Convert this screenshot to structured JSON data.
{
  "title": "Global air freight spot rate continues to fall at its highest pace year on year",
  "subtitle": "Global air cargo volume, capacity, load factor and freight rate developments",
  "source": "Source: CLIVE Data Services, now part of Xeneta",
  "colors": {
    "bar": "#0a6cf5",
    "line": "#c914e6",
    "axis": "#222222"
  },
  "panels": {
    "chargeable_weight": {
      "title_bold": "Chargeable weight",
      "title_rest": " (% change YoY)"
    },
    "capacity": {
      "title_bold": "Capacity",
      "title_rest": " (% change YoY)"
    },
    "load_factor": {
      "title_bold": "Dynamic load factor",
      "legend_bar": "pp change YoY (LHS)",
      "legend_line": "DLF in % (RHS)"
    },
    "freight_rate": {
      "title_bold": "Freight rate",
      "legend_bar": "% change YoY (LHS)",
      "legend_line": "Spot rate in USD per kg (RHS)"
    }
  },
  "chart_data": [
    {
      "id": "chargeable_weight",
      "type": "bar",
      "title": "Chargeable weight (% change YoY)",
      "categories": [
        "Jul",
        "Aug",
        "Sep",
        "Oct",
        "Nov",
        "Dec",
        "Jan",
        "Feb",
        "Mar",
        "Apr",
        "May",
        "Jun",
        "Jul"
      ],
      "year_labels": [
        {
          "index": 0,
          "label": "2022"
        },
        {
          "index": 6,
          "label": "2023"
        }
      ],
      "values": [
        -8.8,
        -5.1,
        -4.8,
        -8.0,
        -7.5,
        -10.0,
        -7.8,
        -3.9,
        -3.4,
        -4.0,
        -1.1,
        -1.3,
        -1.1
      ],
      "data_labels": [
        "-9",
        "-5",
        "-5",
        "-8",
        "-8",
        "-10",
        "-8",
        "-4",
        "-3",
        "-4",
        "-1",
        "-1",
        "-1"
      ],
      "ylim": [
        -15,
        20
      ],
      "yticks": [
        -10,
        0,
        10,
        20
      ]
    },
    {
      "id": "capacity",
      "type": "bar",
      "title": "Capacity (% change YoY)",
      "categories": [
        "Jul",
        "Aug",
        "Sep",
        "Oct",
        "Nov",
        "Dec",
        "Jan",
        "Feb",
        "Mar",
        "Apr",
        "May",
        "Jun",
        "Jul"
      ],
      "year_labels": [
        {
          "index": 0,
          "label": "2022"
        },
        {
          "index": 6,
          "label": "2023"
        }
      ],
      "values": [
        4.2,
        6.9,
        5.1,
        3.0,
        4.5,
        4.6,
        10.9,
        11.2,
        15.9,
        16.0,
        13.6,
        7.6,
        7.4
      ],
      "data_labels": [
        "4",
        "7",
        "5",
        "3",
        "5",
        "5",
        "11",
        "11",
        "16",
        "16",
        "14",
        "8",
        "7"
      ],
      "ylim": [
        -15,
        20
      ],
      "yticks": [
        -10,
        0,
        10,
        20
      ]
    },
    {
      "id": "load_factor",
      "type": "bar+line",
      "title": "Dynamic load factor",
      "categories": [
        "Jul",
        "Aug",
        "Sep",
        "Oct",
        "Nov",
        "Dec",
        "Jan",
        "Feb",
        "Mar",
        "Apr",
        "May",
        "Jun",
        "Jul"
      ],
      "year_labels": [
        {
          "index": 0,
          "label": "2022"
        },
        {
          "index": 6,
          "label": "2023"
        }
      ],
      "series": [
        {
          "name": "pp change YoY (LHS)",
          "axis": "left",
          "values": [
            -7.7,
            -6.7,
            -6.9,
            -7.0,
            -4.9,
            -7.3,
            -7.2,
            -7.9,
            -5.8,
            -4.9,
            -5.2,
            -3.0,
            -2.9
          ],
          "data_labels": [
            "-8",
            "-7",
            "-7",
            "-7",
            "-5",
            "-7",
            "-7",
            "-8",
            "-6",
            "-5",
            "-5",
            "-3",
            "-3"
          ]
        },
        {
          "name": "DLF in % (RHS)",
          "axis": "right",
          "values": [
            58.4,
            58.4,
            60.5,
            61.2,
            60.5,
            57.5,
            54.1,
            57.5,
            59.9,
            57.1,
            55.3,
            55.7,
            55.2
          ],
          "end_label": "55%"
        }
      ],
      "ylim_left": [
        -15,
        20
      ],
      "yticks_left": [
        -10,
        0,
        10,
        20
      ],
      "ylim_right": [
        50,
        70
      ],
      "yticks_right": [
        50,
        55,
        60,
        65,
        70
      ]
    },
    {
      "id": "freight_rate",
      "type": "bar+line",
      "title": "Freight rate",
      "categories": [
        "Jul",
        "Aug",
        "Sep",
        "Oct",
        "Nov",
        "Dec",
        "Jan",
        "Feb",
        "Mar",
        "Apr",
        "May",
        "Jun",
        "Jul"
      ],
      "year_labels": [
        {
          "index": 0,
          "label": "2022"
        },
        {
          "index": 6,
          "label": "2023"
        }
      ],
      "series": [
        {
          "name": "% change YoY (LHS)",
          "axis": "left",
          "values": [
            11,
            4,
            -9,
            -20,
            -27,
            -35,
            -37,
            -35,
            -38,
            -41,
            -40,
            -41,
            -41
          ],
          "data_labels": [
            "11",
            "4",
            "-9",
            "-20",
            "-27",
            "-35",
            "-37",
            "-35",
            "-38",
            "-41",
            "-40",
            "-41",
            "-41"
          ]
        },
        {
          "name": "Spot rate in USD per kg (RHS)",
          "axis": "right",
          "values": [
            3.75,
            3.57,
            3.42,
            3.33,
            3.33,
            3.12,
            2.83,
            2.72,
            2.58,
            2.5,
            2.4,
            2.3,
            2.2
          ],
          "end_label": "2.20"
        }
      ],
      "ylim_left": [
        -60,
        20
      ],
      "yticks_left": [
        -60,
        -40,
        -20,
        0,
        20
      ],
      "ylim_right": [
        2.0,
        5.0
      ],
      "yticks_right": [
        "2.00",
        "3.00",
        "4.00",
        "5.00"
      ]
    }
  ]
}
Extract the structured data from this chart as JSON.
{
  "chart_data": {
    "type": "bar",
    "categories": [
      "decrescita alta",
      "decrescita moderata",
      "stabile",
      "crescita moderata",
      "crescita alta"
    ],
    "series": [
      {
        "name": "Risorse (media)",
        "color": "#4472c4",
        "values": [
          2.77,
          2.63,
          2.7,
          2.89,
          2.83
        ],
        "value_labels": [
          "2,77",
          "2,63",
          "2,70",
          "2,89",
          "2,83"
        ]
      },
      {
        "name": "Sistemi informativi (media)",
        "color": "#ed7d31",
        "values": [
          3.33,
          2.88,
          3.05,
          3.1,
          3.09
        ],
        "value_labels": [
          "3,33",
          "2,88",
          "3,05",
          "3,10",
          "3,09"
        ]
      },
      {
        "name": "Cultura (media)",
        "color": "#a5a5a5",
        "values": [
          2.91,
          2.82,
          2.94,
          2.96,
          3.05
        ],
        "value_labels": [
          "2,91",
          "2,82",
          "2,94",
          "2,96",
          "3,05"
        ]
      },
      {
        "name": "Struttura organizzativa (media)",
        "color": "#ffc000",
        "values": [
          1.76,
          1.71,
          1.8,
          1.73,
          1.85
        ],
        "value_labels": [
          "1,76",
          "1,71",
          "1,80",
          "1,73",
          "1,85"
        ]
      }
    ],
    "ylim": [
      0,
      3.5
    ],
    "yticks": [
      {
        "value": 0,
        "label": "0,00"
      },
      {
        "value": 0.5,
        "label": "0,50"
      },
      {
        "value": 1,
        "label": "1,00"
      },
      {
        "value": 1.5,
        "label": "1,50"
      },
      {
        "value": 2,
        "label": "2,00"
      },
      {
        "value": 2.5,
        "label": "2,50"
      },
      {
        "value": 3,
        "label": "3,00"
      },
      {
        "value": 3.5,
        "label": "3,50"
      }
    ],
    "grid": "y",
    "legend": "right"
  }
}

==*==

__Task requirements__. Word for word, write out all of the data above.

__Written response__.
Convert this screenshot to structured JSON data.
{
  "title": "Global air freight spot rate continues to fall at its highest pace year on year",
  "subtitle": "Global air cargo volume, capacity, load factor and freight rate developments",
  "source": "Source: CLIVE Data Services, now part of Xeneta",
  "colors": {
    "bar": "#0a6cf5",
    "line": "#c914e6",
    "axis": "#222222"
  },
  "panels": {
    "chargeable_weight": {
      "title_bold": "Chargeable weight",
      "title_rest": " (% change YoY)"
    },
    "capacity": {
      "title_bold": "Capacity",
      "title_rest": " (% change YoY)"
    },
    "load_factor": {
      "title_bold": "Dynamic load factor",
      "legend_bar": "pp change YoY (LHS)",
      "legend_line": "DLF in % (RHS)"
    },
    "freight_rate": {
      "title_bold": "Freight rate",
      "legend_bar": "% change YoY (LHS)",
      "legend_line": "Spot rate in USD per kg (RHS)"
    }
  },
  "chart_data": [
    {
      "id": "chargeable_weight",
      "type": "bar",
      "title": "Chargeable weight (% change YoY)",
      "categories": [
        "Jul",
        "Aug",
        "Sep",
        "Oct",
        "Nov",
        "Dec",
        "Jan",
        "Feb",
        "Mar",
        "Apr",
        "May",
        "Jun",
        "Jul"
      ],
      "year_labels": [
        {
          "index": 0,
          "label": "2022"
        },
        {
          "index": 6,
          "label": "2023"
        }
      ],
      "values": [
        -8.8,
        -5.1,
        -4.8,
        -8.0,
        -7.5,
        -10.0,
        -7.8,
        -3.9,
        -3.4,
        -4.0,
        -1.1,
        -1.3,
        -1.1
      ],
      "data_labels": [
        "-9",
        "-5",
        "-5",
        "-8",
        "-8",
        "-10",
        "-8",
        "-4",
        "-3",
        "-4",
        "-1",
        "-1",
        "-1"
      ],
      "ylim": [
        -15,
        20
      ],
      "yticks": [
        -10,
        0,
        10,
        20
      ]
    },
    {
      "id": "capacity",
      "type": "bar",
      "title": "Capacity (% change YoY)",
      "categories": [
        "Jul",
        "Aug",
        "Sep",
        "Oct",
        "Nov",
        "Dec",
        "Jan",
        "Feb",
        "Mar",
        "Apr",
        "May",
        "Jun",
        "Jul"
      ],
      "year_labels": [
        {
          "index": 0,
          "label": "2022"
        },
        {
          "index": 6,
          "label": "2023"
        }
      ],
      "values": [
        4.2,
        6.9,
        5.1,
        3.0,
        4.5,
        4.6,
        10.9,
        11.2,
        15.9,
        16.0,
        13.6,
        7.6,
        7.4
      ],
      "data_labels": [
        "4",
        "7",
        "5",
        "3",
        "5",
        "5",
        "11",
        "11",
        "16",
        "16",
        "14",
        "8",
        "7"
      ],
      "ylim": [
        -15,
        20
      ],
      "yticks": [
        -10,
        0,
        10,
        20
      ]
    },
    {
      "id": "load_factor",
      "type": "bar+line",
      "title": "Dynamic load factor",
      "categories": [
        "Jul",
        "Aug",
        "Sep",
        "Oct",
        "Nov",
        "Dec",
        "Jan",
        "Feb",
        "Mar",
        "Apr",
        "May",
        "Jun",
        "Jul"
      ],
      "year_labels": [
        {
          "index": 0,
          "label": "2022"
        },
        {
          "index": 6,
          "label": "2023"
        }
      ],
      "series": [
        {
          "name": "pp change YoY (LHS)",
          "axis": "left",
          "values": [
            -7.7,
            -6.7,
            -6.9,
            -7.0,
            -4.9,
            -7.3,
            -7.2,
            -7.9,
            -5.8,
            -4.9,
            -5.2,
            -3.0,
            -2.9
          ],
          "data_labels": [
            "-8",
            "-7",
            "-7",
            "-7",
            "-5",
            "-7",
            "-7",
            "-8",
            "-6",
            "-5",
            "-5",
            "-3",
            "-3"
          ]
        },
        {
          "name": "DLF in % (RHS)",
          "axis": "right",
          "values": [
            58.4,
            58.4,
            60.5,
            61.2,
            60.5,
            57.5,
            54.1,
            57.5,
            59.9,
            57.1,
            55.3,
            55.7,
            55.2
          ],
          "end_label": "55%"
        }
      ],
      "ylim_left": [
        -15,
        20
      ],
      "yticks_left": [
        -10,
        0,
        10,
        20
      ],
      "ylim_right": [
        50,
        70
      ],
      "yticks_right": [
        50,
        55,
        60,
        65,
        70
      ]
    },
    {
      "id": "freight_rate",
      "type": "bar+line",
      "title": "Freight rate",
      "categories": [
        "Jul",
        "Aug",
        "Sep",
        "Oct",
        "Nov",
        "Dec",
        "Jan",
        "Feb",
        "Mar",
        "Apr",
        "May",
        "Jun",
        "Jul"
      ],
      "year_labels": [
        {
          "index": 0,
          "label": "2022"
        },
        {
          "index": 6,
          "label": "2023"
        }
      ],
      "series": [
        {
          "name": "% change YoY (LHS)",
          "axis": "left",
          "values": [
            11,
            4,
            -9,
            -20,
            -27,
            -35,
            -37,
            -35,
            -38,
            -41,
            -40,
            -41,
            -41
          ],
          "data_labels": [
            "11",
            "4",
            "-9",
            "-20",
            "-27",
            "-35",
            "-37",
            "-35",
            "-38",
            "-41",
            "-40",
            "-41",
            "-41"
          ]
        },
        {
          "name": "Spot rate in USD per kg (RHS)",
          "axis": "right",
          "values": [
            3.75,
            3.57,
            3.42,
            3.33,
            3.33,
            3.12,
            2.83,
            2.72,
            2.58,
            2.5,
            2.4,
            2.3,
            2.2
          ],
          "end_label": "2.20"
        }
      ],
      "ylim_left": [
        -60,
        20
      ],
      "yticks_left": [
        -60,
        -40,
        -20,
        0,
        20
      ],
      "ylim_right": [
        2.0,
        5.0
      ],
      "yticks_right": [
        "2.00",
        "3.00",
        "4.00",
        "5.00"
      ]
    }
  ]
}
Extract the structured data from this chart as JSON.
{
  "chart_data": {
    "type": "bar",
    "categories": [
      "decrescita alta",
      "decrescita moderata",
      "stabile",
      "crescita moderata",
      "crescita alta"
    ],
    "series": [
      {
        "name": "Risorse (media)",
        "color": "#4472c4",
        "values": [
          2.77,
          2.63,
          2.7,
          2.89,
          2.83
        ],
        "value_labels": [
          "2,77",
          "2,63",
          "2,70",
          "2,89",
          "2,83"
        ]
      },
      {
        "name": "Sistemi informativi (media)",
        "color": "#ed7d31",
        "values": [
          3.33,
          2.88,
          3.05,
          3.1,
          3.09
        ],
        "value_labels": [
          "3,33",
          "2,88",
          "3,05",
          "3,10",
          "3,09"
        ]
      },
      {
        "name": "Cultura (media)",
        "color": "#a5a5a5",
        "values": [
          2.91,
          2.82,
          2.94,
          2.96,
          3.05
        ],
        "value_labels": [
          "2,91",
          "2,82",
          "2,94",
          "2,96",
          "3,05"
        ]
      },
      {
        "name": "Struttura organizzativa (media)",
        "color": "#ffc000",
        "values": [
          1.76,
          1.71,
          1.8,
          1.73,
          1.85
        ],
        "value_labels": [
          "1,76",
          "1,71",
          "1,80",
          "1,73",
          "1,85"
        ]
      }
    ],
    "ylim": [
      0,
      3.5
    ],
    "yticks": [
      {
        "value": 0,
        "label": "0,00"
      },
      {
        "value": 0.5,
        "label": "0,50"
      },
      {
        "value": 1,
        "label": "1,00"
      },
      {
        "value": 1.5,
        "label": "1,50"
      },
      {
        "value": 2,
        "label": "2,00"
      },
      {
        "value": 2.5,
        "label": "2,50"
      },
      {
        "value": 3,
        "label": "3,00"
      },
      {
        "value": 3.5,
        "label": "3,50"
      }
    ],
    "grid": "y",
    "legend": "right"
  }
}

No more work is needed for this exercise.